# WHAT IS NEEDED
Determine how many lines in the data below contain "JSON" and write only that number.

# ENTRIES PROVIDED
## begin

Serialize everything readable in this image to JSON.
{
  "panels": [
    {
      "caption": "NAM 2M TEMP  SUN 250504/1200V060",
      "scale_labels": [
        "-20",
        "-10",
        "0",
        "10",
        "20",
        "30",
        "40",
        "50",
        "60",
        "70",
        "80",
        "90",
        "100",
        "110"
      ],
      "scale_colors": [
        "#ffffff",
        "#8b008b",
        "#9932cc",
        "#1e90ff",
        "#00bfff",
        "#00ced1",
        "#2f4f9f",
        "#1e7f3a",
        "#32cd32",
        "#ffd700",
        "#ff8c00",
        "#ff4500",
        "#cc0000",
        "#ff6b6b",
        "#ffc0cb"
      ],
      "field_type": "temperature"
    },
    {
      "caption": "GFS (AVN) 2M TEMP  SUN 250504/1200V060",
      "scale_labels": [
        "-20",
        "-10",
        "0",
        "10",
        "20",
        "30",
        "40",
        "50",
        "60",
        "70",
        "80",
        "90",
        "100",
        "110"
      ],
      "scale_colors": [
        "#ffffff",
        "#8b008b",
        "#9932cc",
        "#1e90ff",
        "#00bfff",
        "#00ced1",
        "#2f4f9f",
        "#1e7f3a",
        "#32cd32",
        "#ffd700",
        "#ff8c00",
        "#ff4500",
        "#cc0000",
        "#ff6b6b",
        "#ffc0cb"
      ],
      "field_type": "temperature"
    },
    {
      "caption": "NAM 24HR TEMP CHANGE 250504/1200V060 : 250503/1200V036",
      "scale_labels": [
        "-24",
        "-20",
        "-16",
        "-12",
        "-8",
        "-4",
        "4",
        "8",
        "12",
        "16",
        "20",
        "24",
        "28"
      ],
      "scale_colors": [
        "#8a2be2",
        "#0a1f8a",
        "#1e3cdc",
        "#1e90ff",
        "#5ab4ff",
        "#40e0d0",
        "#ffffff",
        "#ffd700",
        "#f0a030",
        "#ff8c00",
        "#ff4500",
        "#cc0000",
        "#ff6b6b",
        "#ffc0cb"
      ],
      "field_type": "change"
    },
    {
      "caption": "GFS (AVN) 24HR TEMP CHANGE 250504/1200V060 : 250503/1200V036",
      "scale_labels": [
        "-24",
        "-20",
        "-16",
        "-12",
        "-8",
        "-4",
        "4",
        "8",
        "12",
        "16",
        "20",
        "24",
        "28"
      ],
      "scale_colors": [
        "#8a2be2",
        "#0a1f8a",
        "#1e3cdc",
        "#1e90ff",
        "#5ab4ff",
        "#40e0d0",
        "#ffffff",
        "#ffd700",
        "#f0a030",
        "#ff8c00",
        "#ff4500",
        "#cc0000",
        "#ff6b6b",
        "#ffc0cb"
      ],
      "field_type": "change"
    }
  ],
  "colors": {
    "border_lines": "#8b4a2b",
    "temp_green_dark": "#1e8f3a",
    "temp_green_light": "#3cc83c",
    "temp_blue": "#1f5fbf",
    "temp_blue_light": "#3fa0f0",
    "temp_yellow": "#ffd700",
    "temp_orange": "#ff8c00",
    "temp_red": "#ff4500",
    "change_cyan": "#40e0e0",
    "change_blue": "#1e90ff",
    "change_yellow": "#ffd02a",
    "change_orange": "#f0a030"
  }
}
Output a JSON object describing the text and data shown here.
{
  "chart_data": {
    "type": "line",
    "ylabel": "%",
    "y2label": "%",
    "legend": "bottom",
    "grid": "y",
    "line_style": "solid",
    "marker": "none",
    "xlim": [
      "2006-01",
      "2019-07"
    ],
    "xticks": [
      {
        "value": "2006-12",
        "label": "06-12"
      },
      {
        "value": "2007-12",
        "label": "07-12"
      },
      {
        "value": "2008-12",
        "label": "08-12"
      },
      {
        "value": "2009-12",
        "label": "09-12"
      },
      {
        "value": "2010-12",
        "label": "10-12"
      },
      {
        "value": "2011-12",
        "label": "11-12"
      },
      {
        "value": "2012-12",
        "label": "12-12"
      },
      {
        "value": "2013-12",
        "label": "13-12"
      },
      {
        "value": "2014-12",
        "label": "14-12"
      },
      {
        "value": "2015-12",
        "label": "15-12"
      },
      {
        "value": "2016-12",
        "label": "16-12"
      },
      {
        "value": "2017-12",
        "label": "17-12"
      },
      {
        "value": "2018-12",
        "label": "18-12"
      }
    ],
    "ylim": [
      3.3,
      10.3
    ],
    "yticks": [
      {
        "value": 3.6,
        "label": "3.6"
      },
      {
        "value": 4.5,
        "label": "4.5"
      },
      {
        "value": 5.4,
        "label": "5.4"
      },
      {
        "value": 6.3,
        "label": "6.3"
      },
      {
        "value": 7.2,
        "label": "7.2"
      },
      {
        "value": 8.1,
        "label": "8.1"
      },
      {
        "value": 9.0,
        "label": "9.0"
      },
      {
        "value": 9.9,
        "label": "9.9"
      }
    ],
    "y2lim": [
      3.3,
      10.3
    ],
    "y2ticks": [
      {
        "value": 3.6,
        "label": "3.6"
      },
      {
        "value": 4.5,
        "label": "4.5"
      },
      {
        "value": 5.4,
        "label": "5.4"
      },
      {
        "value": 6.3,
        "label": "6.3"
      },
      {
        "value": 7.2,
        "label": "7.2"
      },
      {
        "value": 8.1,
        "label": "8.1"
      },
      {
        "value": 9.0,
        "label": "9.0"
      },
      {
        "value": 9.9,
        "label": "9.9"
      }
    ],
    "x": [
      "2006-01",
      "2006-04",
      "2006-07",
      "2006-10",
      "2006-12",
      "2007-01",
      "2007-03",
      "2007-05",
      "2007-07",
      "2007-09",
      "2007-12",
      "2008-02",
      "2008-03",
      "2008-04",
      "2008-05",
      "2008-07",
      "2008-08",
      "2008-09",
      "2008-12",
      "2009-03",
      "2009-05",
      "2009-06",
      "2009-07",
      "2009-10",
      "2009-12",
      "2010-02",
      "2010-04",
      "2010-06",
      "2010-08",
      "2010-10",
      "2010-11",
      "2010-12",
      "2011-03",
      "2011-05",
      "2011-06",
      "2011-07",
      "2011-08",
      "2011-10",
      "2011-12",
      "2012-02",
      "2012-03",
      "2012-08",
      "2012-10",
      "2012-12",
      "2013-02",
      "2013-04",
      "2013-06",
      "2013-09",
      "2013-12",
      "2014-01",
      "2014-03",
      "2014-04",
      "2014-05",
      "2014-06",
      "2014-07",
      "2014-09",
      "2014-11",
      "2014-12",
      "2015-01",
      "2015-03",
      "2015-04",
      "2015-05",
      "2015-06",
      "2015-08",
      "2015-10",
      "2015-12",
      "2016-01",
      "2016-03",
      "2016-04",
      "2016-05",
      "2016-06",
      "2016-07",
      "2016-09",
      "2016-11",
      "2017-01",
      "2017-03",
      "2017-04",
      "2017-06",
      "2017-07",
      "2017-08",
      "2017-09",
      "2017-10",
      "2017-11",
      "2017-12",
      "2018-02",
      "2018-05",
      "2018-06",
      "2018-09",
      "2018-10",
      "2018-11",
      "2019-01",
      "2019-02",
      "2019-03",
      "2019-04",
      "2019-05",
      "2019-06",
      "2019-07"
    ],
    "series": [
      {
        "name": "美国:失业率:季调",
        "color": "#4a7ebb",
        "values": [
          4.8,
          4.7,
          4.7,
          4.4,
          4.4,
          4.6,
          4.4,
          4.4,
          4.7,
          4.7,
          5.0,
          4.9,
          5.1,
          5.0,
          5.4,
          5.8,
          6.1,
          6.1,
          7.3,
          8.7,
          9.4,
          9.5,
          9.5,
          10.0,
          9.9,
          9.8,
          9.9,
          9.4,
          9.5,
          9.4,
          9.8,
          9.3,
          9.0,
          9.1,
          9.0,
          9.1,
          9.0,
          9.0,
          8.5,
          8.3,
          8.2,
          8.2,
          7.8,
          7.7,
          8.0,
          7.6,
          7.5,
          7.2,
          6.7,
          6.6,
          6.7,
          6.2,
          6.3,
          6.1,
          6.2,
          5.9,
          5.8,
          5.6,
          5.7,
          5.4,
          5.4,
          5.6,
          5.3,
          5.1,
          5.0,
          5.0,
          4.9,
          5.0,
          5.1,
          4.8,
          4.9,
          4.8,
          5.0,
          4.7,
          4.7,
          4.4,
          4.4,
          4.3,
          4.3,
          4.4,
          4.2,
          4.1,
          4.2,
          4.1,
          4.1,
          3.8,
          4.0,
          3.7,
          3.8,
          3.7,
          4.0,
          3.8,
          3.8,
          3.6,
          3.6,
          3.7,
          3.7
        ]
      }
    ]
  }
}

## end

# WRITTEN SOLUTION
2